◆ **Task prompt**:
Print all the records exactly as they stand.

Data items:
-*-

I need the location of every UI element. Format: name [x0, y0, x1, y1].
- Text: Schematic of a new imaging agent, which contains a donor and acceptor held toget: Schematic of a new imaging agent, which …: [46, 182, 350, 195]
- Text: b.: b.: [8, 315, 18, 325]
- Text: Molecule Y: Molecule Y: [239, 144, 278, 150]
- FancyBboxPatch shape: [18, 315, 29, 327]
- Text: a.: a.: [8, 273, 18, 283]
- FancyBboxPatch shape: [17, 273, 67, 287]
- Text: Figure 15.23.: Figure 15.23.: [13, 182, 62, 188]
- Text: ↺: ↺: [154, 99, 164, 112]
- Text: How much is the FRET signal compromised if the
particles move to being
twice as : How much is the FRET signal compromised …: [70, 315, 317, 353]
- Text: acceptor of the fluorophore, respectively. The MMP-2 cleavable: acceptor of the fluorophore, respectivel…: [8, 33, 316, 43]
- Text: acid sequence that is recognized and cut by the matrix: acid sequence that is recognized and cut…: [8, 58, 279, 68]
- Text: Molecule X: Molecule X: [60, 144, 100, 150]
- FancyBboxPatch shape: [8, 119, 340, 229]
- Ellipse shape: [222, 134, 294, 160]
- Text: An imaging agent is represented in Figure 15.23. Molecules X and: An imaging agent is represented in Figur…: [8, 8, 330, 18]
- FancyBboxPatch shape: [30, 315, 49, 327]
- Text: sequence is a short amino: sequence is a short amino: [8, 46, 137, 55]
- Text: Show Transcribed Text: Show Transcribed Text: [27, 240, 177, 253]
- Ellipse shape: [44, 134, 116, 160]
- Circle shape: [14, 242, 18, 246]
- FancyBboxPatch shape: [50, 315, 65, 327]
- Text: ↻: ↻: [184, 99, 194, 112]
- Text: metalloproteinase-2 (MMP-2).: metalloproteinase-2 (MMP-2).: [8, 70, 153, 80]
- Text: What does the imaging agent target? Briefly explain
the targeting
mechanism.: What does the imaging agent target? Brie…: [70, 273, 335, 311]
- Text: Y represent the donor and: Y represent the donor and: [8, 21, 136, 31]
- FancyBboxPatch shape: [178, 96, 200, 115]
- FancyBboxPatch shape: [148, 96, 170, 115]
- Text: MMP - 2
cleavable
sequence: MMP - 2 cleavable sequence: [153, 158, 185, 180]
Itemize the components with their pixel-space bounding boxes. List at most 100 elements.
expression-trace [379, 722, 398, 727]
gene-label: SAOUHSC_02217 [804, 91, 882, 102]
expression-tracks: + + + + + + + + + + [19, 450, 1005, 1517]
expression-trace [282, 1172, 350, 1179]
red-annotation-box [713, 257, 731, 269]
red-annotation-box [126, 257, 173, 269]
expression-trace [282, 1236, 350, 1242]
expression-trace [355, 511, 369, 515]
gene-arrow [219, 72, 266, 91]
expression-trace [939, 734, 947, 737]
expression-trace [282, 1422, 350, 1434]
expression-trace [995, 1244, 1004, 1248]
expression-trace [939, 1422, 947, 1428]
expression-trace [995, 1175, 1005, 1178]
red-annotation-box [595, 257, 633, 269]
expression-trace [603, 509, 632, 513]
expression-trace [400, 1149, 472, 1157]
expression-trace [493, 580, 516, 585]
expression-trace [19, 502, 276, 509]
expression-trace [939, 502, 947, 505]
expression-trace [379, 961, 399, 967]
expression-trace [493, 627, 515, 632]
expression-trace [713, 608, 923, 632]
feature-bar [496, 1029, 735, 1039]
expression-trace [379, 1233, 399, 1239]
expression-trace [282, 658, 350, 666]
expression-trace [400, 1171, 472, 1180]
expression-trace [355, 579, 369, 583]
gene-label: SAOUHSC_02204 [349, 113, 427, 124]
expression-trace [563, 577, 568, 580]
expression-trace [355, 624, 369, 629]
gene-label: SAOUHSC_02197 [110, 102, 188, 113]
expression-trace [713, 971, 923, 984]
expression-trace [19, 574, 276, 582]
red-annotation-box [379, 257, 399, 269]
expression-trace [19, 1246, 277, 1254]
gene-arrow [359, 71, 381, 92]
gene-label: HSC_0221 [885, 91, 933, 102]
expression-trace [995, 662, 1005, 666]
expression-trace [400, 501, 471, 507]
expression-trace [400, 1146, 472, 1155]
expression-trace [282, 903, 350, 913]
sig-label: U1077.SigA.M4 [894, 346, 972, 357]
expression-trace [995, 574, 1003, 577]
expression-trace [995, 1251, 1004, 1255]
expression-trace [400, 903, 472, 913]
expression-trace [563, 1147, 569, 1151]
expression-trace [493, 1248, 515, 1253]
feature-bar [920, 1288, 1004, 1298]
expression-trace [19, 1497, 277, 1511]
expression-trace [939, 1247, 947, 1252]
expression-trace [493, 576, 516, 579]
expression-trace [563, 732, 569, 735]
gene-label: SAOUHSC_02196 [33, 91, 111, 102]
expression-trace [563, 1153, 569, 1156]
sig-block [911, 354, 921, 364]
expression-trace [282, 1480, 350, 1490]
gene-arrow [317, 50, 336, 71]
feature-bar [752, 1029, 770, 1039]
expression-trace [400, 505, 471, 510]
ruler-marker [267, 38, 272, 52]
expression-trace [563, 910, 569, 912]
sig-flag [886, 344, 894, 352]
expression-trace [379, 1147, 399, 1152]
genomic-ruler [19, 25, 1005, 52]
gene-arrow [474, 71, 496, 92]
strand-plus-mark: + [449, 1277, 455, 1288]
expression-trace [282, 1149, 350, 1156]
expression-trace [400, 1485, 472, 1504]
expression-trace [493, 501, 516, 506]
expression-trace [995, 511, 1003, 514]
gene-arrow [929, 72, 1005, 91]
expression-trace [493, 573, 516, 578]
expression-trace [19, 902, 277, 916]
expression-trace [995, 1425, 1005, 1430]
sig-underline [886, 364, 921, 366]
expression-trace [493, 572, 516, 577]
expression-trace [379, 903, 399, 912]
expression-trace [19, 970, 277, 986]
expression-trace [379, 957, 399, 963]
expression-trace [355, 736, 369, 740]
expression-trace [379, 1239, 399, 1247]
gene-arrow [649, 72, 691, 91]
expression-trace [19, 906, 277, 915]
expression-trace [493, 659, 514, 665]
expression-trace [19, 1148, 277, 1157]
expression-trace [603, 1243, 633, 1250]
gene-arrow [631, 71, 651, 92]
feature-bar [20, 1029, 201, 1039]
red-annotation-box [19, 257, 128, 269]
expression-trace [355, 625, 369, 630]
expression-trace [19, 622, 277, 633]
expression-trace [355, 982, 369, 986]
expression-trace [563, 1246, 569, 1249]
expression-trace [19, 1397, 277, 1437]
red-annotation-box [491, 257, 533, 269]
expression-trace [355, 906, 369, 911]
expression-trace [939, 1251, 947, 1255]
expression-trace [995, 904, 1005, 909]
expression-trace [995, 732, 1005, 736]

-*-

◆ **Your solution**:
I need the location of every UI element. Format: name [x0, y0, x1, y1].
- Text: Schematic of a new imaging agent, which contains a donor and acceptor held toget: Schematic of a new imaging agent, which …: [46, 182, 350, 195]
- Text: b.: b.: [8, 315, 18, 325]
- Text: Molecule Y: Molecule Y: [239, 144, 278, 150]
- FancyBboxPatch shape: [18, 315, 29, 327]
- Text: a.: a.: [8, 273, 18, 283]
- FancyBboxPatch shape: [17, 273, 67, 287]
- Text: Figure 15.23.: Figure 15.23.: [13, 182, 62, 188]
- Text: ↺: ↺: [154, 99, 164, 112]
- Text: How much is the FRET signal compromised if the
particles move to being
twice as : How much is the FRET signal compromised …: [70, 315, 317, 353]
- Text: acceptor of the fluorophore, respectively. The MMP-2 cleavable: acceptor of the fluorophore, respectivel…: [8, 33, 316, 43]
- Text: acid sequence that is recognized and cut by the matrix: acid sequence that is recognized and cut…: [8, 58, 279, 68]
- Text: Molecule X: Molecule X: [60, 144, 100, 150]
- FancyBboxPatch shape: [8, 119, 340, 229]
- Ellipse shape: [222, 134, 294, 160]
- Text: An imaging agent is represented in Figure 15.23. Molecules X and: An imaging agent is represented in Figur…: [8, 8, 330, 18]
- FancyBboxPatch shape: [30, 315, 49, 327]
- Text: sequence is a short amino: sequence is a short amino: [8, 46, 137, 55]
- Text: Show Transcribed Text: Show Transcribed Text: [27, 240, 177, 253]
- Ellipse shape: [44, 134, 116, 160]
- Circle shape: [14, 242, 18, 246]
- FancyBboxPatch shape: [50, 315, 65, 327]
- Text: ↻: ↻: [184, 99, 194, 112]
- Text: metalloproteinase-2 (MMP-2).: metalloproteinase-2 (MMP-2).: [8, 70, 153, 80]
- Text: What does the imaging agent target? Briefly explain
the targeting
mechanism.: What does the imaging agent target? Brie…: [70, 273, 335, 311]
- Text: Y represent the donor and: Y represent the donor and: [8, 21, 136, 31]
- FancyBboxPatch shape: [178, 96, 200, 115]
- FancyBboxPatch shape: [148, 96, 170, 115]
- Text: MMP - 2
cleavable
sequence: MMP - 2 cleavable sequence: [153, 158, 185, 180]
Itemize the components with their pixel-space bounding boxes. List at most 100 elements.
expression-trace [379, 722, 398, 727]
gene-label: SAOUHSC_02217 [804, 91, 882, 102]
expression-tracks: + + + + + + + + + + [19, 450, 1005, 1517]
expression-trace [282, 1172, 350, 1179]
red-annotation-box [713, 257, 731, 269]
red-annotation-box [126, 257, 173, 269]
expression-trace [282, 1236, 350, 1242]
expression-trace [355, 511, 369, 515]
gene-arrow [219, 72, 266, 91]
expression-trace [939, 734, 947, 737]
expression-trace [282, 1422, 350, 1434]
expression-trace [995, 1244, 1004, 1248]
expression-trace [939, 1422, 947, 1428]
expression-trace [995, 1175, 1005, 1178]
red-annotation-box [595, 257, 633, 269]
expression-trace [603, 509, 632, 513]
expression-trace [400, 1149, 472, 1157]
expression-trace [493, 580, 516, 585]
expression-trace [19, 502, 276, 509]
expression-trace [939, 502, 947, 505]
expression-trace [379, 961, 399, 967]
expression-trace [493, 627, 515, 632]
expression-trace [713, 608, 923, 632]
feature-bar [496, 1029, 735, 1039]
expression-trace [379, 1233, 399, 1239]
expression-trace [282, 658, 350, 666]
expression-trace [400, 1171, 472, 1180]
expression-trace [355, 579, 369, 583]
gene-label: SAOUHSC_02204 [349, 113, 427, 124]
expression-trace [563, 577, 568, 580]
expression-trace [355, 624, 369, 629]
gene-label: SAOUHSC_02197 [110, 102, 188, 113]
expression-trace [713, 971, 923, 984]
expression-trace [19, 574, 276, 582]
red-annotation-box [379, 257, 399, 269]
expression-trace [19, 1246, 277, 1254]
gene-arrow [359, 71, 381, 92]
gene-label: HSC_0221 [885, 91, 933, 102]
expression-trace [995, 662, 1005, 666]
expression-trace [400, 501, 471, 507]
expression-trace [400, 1146, 472, 1155]
expression-trace [282, 903, 350, 913]
sig-label: U1077.SigA.M4 [894, 346, 972, 357]
expression-trace [995, 574, 1003, 577]
expression-trace [995, 1251, 1004, 1255]
expression-trace [400, 903, 472, 913]
expression-trace [563, 1147, 569, 1151]
expression-trace [493, 1248, 515, 1253]
feature-bar [920, 1288, 1004, 1298]
expression-trace [19, 1497, 277, 1511]
expression-trace [939, 1247, 947, 1252]
expression-trace [493, 576, 516, 579]
expression-trace [563, 732, 569, 735]
gene-label: SAOUHSC_02196 [33, 91, 111, 102]
expression-trace [563, 1153, 569, 1156]
sig-block [911, 354, 921, 364]
expression-trace [282, 1480, 350, 1490]
gene-arrow [317, 50, 336, 71]
feature-bar [752, 1029, 770, 1039]
expression-trace [400, 505, 471, 510]
ruler-marker [267, 38, 272, 52]
expression-trace [563, 910, 569, 912]
sig-flag [886, 344, 894, 352]
expression-trace [379, 1147, 399, 1152]
genomic-ruler [19, 25, 1005, 52]
gene-arrow [474, 71, 496, 92]
strand-plus-mark: + [449, 1277, 455, 1288]
expression-trace [282, 1149, 350, 1156]
expression-trace [400, 1485, 472, 1504]
expression-trace [493, 501, 516, 506]
expression-trace [995, 511, 1003, 514]
gene-arrow [929, 72, 1005, 91]
expression-trace [493, 573, 516, 578]
expression-trace [19, 902, 277, 916]
expression-trace [995, 1425, 1005, 1430]
sig-underline [886, 364, 921, 366]
expression-trace [493, 572, 516, 577]
expression-trace [379, 903, 399, 912]
expression-trace [19, 970, 277, 986]
expression-trace [379, 957, 399, 963]
expression-trace [355, 736, 369, 740]
expression-trace [379, 1239, 399, 1247]
gene-arrow [649, 72, 691, 91]
expression-trace [19, 906, 277, 915]
expression-trace [493, 659, 514, 665]
expression-trace [19, 1148, 277, 1157]
expression-trace [603, 1243, 633, 1250]
gene-arrow [631, 71, 651, 92]
feature-bar [20, 1029, 201, 1039]
red-annotation-box [19, 257, 128, 269]
expression-trace [355, 625, 369, 630]
expression-trace [19, 622, 277, 633]
expression-trace [355, 982, 369, 986]
expression-trace [563, 1246, 569, 1249]
expression-trace [19, 1397, 277, 1437]
red-annotation-box [491, 257, 533, 269]
expression-trace [355, 906, 369, 911]
expression-trace [939, 1251, 947, 1255]
expression-trace [995, 904, 1005, 909]
expression-trace [995, 732, 1005, 736]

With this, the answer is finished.